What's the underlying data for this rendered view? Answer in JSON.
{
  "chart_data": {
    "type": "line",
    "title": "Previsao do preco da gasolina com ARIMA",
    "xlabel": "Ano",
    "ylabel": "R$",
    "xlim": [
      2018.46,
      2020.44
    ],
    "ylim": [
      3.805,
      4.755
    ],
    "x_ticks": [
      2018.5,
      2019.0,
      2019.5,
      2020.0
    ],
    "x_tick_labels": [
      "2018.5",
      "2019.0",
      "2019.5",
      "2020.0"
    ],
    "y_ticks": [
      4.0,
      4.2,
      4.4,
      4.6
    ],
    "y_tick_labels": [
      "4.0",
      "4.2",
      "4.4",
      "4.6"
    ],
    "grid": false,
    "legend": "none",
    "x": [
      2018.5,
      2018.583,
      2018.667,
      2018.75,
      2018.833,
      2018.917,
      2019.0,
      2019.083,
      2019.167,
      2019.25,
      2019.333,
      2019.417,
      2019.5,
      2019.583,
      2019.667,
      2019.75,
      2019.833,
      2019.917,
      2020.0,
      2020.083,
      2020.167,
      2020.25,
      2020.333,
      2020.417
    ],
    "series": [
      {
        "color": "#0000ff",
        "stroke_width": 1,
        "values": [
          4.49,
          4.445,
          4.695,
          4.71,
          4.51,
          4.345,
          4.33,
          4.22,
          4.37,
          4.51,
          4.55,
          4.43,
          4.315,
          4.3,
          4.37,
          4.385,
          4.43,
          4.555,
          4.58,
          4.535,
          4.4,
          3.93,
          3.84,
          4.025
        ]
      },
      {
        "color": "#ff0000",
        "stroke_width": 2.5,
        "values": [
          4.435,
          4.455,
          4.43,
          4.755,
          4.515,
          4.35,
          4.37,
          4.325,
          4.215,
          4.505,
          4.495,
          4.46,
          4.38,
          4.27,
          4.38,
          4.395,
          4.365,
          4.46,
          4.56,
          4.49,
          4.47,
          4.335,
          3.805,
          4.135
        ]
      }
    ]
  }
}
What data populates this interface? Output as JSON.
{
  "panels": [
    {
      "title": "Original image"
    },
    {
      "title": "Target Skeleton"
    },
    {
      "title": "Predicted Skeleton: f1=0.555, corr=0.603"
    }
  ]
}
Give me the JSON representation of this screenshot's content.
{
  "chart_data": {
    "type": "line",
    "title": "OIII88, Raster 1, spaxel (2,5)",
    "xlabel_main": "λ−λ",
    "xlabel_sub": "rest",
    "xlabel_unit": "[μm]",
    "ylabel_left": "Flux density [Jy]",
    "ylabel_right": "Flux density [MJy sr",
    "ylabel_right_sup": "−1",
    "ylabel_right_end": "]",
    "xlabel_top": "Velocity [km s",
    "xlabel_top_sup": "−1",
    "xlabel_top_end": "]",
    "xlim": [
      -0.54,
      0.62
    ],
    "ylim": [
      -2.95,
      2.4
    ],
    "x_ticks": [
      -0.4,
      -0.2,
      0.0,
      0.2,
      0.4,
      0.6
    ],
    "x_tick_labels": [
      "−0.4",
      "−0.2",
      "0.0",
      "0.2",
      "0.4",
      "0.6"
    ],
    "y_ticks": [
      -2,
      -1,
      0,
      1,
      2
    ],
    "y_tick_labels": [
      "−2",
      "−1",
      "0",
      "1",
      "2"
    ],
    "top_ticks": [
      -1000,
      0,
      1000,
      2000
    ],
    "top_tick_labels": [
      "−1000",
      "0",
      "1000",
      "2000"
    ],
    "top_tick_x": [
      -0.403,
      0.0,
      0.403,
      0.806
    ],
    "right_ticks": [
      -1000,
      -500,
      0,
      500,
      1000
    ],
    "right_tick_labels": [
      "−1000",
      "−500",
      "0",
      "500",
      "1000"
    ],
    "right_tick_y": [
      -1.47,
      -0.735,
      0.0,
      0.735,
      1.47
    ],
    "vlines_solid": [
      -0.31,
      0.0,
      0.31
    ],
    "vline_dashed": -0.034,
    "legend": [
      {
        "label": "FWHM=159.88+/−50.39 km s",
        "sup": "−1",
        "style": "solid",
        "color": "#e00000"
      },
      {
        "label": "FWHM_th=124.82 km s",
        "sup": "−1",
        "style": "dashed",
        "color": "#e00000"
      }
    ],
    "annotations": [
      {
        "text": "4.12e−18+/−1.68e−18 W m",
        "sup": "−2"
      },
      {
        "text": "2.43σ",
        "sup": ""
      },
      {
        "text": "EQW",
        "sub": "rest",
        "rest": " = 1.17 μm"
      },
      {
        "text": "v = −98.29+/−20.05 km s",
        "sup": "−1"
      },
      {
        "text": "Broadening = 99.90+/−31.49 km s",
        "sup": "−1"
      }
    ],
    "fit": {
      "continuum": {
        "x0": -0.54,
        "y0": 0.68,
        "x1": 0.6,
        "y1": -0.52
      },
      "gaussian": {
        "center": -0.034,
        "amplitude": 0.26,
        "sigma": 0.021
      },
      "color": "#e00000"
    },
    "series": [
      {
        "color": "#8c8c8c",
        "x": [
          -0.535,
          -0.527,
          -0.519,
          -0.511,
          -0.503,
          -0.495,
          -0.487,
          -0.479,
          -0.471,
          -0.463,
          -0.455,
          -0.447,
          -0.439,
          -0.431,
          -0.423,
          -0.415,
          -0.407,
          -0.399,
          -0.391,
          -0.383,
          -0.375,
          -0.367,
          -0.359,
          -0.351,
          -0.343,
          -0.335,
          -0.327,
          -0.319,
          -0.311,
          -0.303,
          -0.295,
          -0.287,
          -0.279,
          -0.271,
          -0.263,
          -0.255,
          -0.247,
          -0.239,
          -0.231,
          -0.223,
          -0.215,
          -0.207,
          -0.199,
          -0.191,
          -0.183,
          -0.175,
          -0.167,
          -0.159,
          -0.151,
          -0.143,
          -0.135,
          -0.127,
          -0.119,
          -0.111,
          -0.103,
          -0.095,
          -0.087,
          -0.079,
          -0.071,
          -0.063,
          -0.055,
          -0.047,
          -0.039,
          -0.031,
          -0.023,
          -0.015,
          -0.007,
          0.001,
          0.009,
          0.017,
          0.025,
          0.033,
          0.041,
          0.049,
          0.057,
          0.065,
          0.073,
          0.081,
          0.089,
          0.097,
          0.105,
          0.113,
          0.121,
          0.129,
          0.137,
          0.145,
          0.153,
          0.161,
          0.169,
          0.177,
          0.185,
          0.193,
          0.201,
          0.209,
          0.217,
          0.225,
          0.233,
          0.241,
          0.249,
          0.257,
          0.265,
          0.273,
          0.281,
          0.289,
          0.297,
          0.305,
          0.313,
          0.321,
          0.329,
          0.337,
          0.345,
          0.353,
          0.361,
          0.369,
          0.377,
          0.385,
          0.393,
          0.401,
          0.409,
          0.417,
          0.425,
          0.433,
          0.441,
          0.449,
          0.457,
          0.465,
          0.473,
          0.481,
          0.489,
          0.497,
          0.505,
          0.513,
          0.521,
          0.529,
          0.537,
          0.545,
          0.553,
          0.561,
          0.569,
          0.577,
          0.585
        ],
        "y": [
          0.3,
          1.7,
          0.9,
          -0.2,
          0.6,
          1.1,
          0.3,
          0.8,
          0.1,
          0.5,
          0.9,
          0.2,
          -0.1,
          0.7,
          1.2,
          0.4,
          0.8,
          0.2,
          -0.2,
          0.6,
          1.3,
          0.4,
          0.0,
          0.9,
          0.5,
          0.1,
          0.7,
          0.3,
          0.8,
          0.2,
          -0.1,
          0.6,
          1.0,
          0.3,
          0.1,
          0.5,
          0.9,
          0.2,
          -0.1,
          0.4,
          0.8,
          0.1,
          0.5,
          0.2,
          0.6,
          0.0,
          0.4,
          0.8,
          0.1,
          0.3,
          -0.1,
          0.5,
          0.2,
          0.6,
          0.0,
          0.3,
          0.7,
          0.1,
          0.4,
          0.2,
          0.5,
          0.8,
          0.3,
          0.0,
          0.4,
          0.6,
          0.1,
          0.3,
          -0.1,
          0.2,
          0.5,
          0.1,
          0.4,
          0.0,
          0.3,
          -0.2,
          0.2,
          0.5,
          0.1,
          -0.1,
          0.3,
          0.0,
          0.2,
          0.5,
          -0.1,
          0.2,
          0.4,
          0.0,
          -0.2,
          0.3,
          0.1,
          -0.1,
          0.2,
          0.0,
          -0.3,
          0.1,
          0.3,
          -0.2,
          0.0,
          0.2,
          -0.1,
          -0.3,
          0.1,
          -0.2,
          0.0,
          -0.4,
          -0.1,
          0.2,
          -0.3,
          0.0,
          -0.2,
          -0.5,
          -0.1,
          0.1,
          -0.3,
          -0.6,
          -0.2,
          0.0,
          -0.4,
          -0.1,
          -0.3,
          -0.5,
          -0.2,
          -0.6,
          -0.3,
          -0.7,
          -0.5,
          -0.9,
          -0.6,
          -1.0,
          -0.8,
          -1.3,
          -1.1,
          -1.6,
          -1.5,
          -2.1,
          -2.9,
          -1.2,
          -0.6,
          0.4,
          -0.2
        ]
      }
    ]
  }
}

++++++++++++++++++++

### WHAT YOU ARE ASKED TO DO
Scan the listing above for the word "Flux" and copy every line that holds it.

### OUTPUT BELOW
    "ylabel_left": "Flux density [Jy]",
    "ylabel_right": "Flux density [MJy sr",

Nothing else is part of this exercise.